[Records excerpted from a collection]
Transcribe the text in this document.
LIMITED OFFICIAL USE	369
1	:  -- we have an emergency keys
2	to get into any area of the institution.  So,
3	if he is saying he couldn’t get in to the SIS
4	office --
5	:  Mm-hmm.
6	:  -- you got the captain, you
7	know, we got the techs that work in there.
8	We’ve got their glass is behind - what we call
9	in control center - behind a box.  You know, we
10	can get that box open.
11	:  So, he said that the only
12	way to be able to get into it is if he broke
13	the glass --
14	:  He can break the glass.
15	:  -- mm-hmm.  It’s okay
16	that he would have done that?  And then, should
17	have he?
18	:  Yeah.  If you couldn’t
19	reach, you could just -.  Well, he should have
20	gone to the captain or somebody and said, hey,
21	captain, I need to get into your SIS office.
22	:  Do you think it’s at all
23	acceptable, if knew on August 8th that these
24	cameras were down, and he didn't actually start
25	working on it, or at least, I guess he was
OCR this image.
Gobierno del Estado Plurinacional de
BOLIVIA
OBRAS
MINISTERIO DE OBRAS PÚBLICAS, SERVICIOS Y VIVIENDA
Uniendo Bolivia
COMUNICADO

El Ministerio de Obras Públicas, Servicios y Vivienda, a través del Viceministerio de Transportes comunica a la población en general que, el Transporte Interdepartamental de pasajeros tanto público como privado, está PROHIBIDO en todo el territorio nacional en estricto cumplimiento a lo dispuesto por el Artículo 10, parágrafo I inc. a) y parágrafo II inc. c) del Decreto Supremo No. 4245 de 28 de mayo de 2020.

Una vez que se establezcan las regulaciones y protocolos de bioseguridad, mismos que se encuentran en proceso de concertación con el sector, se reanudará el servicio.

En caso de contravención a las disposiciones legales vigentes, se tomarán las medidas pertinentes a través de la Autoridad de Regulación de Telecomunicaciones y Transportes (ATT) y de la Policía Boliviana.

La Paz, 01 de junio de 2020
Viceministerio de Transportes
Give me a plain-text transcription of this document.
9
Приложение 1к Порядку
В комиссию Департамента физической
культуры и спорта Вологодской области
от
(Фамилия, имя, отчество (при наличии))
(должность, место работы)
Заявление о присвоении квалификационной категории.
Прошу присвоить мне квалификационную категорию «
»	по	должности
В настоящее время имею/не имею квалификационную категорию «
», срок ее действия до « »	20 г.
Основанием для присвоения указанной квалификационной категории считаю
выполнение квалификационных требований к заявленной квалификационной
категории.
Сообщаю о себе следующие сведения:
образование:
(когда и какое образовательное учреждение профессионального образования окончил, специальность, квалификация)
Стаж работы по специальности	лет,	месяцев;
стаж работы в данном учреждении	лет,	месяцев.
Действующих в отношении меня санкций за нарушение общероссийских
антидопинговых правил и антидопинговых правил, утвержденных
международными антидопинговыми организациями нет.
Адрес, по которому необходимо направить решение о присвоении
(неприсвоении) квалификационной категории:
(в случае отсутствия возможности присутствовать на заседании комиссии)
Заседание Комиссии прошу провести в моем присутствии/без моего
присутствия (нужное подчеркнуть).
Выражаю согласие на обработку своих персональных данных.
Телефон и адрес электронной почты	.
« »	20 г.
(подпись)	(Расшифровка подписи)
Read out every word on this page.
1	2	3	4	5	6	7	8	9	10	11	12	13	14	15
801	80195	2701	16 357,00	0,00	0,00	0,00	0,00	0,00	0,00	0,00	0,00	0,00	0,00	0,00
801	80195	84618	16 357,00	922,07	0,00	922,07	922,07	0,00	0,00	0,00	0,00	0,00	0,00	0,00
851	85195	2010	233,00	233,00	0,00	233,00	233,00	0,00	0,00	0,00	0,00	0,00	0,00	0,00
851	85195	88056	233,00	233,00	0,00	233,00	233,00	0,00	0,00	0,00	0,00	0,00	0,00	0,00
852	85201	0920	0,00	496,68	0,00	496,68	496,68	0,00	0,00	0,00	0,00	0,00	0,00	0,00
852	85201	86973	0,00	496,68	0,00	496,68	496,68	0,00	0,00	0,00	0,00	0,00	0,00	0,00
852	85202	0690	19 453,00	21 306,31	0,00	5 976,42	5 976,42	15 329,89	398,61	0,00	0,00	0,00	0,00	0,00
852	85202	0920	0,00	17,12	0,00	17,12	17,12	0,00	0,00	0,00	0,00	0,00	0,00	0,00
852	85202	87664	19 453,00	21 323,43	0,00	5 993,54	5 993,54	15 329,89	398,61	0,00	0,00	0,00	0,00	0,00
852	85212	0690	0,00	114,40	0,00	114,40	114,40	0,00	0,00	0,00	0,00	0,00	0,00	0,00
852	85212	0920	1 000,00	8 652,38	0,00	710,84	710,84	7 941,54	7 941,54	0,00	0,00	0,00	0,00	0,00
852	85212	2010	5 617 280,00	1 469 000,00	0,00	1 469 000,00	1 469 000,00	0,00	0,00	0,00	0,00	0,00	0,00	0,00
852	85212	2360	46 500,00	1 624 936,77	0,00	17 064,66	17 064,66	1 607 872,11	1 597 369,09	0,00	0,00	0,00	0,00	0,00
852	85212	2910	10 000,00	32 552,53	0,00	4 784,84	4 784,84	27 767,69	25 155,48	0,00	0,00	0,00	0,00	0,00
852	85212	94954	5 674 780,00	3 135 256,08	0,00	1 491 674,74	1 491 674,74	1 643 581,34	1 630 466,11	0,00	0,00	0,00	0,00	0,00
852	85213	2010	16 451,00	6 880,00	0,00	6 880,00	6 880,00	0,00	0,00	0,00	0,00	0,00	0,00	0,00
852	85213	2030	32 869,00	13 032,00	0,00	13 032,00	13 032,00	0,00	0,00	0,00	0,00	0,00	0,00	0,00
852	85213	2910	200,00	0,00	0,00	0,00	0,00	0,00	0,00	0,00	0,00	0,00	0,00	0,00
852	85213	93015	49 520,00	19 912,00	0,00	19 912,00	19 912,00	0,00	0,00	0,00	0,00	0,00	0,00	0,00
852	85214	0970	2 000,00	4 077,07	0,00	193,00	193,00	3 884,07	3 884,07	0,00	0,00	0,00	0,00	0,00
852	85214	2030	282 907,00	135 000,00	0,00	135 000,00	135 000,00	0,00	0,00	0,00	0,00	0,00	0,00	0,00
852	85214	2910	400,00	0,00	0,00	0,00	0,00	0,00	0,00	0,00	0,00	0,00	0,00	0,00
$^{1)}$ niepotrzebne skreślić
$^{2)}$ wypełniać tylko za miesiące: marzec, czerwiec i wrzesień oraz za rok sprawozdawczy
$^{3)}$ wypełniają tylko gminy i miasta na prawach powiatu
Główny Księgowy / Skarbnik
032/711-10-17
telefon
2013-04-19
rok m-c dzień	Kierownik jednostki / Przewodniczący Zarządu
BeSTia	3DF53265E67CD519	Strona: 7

* [STATED PROBLEM]
Type out the full listing again, exactly as given.

* [COMPLETED TASK]
Transcribe the text in this document.
LIMITED OFFICIAL USE	369
1	:  -- we have an emergency keys
2	to get into any area of the institution.  So,
3	if he is saying he couldn’t get in to the SIS
4	office --
5	:  Mm-hmm.
6	:  -- you got the captain, you
7	know, we got the techs that work in there.
8	We’ve got their glass is behind - what we call
9	in control center - behind a box.  You know, we
10	can get that box open.
11	:  So, he said that the only
12	way to be able to get into it is if he broke
13	the glass --
14	:  He can break the glass.
15	:  -- mm-hmm.  It’s okay
16	that he would have done that?  And then, should
17	have he?
18	:  Yeah.  If you couldn’t
19	reach, you could just -.  Well, he should have
20	gone to the captain or somebody and said, hey,
21	captain, I need to get into your SIS office.
22	:  Do you think it’s at all
23	acceptable, if knew on August 8th that these
24	cameras were down, and he didn't actually start
25	working on it, or at least, I guess he was
OCR this image.
Gobierno del Estado Plurinacional de
BOLIVIA
OBRAS
MINISTERIO DE OBRAS PÚBLICAS, SERVICIOS Y VIVIENDA
Uniendo Bolivia
COMUNICADO

El Ministerio de Obras Públicas, Servicios y Vivienda, a través del Viceministerio de Transportes comunica a la población en general que, el Transporte Interdepartamental de pasajeros tanto público como privado, está PROHIBIDO en todo el territorio nacional en estricto cumplimiento a lo dispuesto por el Artículo 10, parágrafo I inc. a) y parágrafo II inc. c) del Decreto Supremo No. 4245 de 28 de mayo de 2020.

Una vez que se establezcan las regulaciones y protocolos de bioseguridad, mismos que se encuentran en proceso de concertación con el sector, se reanudará el servicio.

En caso de contravención a las disposiciones legales vigentes, se tomarán las medidas pertinentes a través de la Autoridad de Regulación de Telecomunicaciones y Transportes (ATT) y de la Policía Boliviana.

La Paz, 01 de junio de 2020
Viceministerio de Transportes
Give me a plain-text transcription of this document.
9
Приложение 1к Порядку
В комиссию Департамента физической
культуры и спорта Вологодской области
от
(Фамилия, имя, отчество (при наличии))
(должность, место работы)
Заявление о присвоении квалификационной категории.
Прошу присвоить мне квалификационную категорию «
»	по	должности
В настоящее время имею/не имею квалификационную категорию «
», срок ее действия до « »	20 г.
Основанием для присвоения указанной квалификационной категории считаю
выполнение квалификационных требований к заявленной квалификационной
категории.
Сообщаю о себе следующие сведения:
образование:
(когда и какое образовательное учреждение профессионального образования окончил, специальность, квалификация)
Стаж работы по специальности	лет,	месяцев;
стаж работы в данном учреждении	лет,	месяцев.
Действующих в отношении меня санкций за нарушение общероссийских
антидопинговых правил и антидопинговых правил, утвержденных
международными антидопинговыми организациями нет.
Адрес, по которому необходимо направить решение о присвоении
(неприсвоении) квалификационной категории:
(в случае отсутствия возможности присутствовать на заседании комиссии)
Заседание Комиссии прошу провести в моем присутствии/без моего
присутствия (нужное подчеркнуть).
Выражаю согласие на обработку своих персональных данных.
Телефон и адрес электронной почты	.
« »	20 г.
(подпись)	(Расшифровка подписи)
Read out every word on this page.
1	2	3	4	5	6	7	8	9	10	11	12	13	14	15
801	80195	2701	16 357,00	0,00	0,00	0,00	0,00	0,00	0,00	0,00	0,00	0,00	0,00	0,00
801	80195	84618	16 357,00	922,07	0,00	922,07	922,07	0,00	0,00	0,00	0,00	0,00	0,00	0,00
851	85195	2010	233,00	233,00	0,00	233,00	233,00	0,00	0,00	0,00	0,00	0,00	0,00	0,00
851	85195	88056	233,00	233,00	0,00	233,00	233,00	0,00	0,00	0,00	0,00	0,00	0,00	0,00
852	85201	0920	0,00	496,68	0,00	496,68	496,68	0,00	0,00	0,00	0,00	0,00	0,00	0,00
852	85201	86973	0,00	496,68	0,00	496,68	496,68	0,00	0,00	0,00	0,00	0,00	0,00	0,00
852	85202	0690	19 453,00	21 306,31	0,00	5 976,42	5 976,42	15 329,89	398,61	0,00	0,00	0,00	0,00	0,00
852	85202	0920	0,00	17,12	0,00	17,12	17,12	0,00	0,00	0,00	0,00	0,00	0,00	0,00
852	85202	87664	19 453,00	21 323,43	0,00	5 993,54	5 993,54	15 329,89	398,61	0,00	0,00	0,00	0,00	0,00
852	85212	0690	0,00	114,40	0,00	114,40	114,40	0,00	0,00	0,00	0,00	0,00	0,00	0,00
852	85212	0920	1 000,00	8 652,38	0,00	710,84	710,84	7 941,54	7 941,54	0,00	0,00	0,00	0,00	0,00
852	85212	2010	5 617 280,00	1 469 000,00	0,00	1 469 000,00	1 469 000,00	0,00	0,00	0,00	0,00	0,00	0,00	0,00
852	85212	2360	46 500,00	1 624 936,77	0,00	17 064,66	17 064,66	1 607 872,11	1 597 369,09	0,00	0,00	0,00	0,00	0,00
852	85212	2910	10 000,00	32 552,53	0,00	4 784,84	4 784,84	27 767,69	25 155,48	0,00	0,00	0,00	0,00	0,00
852	85212	94954	5 674 780,00	3 135 256,08	0,00	1 491 674,74	1 491 674,74	1 643 581,34	1 630 466,11	0,00	0,00	0,00	0,00	0,00
852	85213	2010	16 451,00	6 880,00	0,00	6 880,00	6 880,00	0,00	0,00	0,00	0,00	0,00	0,00	0,00
852	85213	2030	32 869,00	13 032,00	0,00	13 032,00	13 032,00	0,00	0,00	0,00	0,00	0,00	0,00	0,00
852	85213	2910	200,00	0,00	0,00	0,00	0,00	0,00	0,00	0,00	0,00	0,00	0,00	0,00
852	85213	93015	49 520,00	19 912,00	0,00	19 912,00	19 912,00	0,00	0,00	0,00	0,00	0,00	0,00	0,00
852	85214	0970	2 000,00	4 077,07	0,00	193,00	193,00	3 884,07	3 884,07	0,00	0,00	0,00	0,00	0,00
852	85214	2030	282 907,00	135 000,00	0,00	135 000,00	135 000,00	0,00	0,00	0,00	0,00	0,00	0,00	0,00
852	85214	2910	400,00	0,00	0,00	0,00	0,00	0,00	0,00	0,00	0,00	0,00	0,00	0,00
$^{1)}$ niepotrzebne skreślić
$^{2)}$ wypełniać tylko za miesiące: marzec, czerwiec i wrzesień oraz za rok sprawozdawczy
$^{3)}$ wypełniają tylko gminy i miasta na prawach powiatu
Główny Księgowy / Skarbnik
032/711-10-17
telefon
2013-04-19
rok m-c dzień	Kierownik jednostki / Przewodniczący Zarządu
BeSTia	3DF53265E67CD519	Strona: 7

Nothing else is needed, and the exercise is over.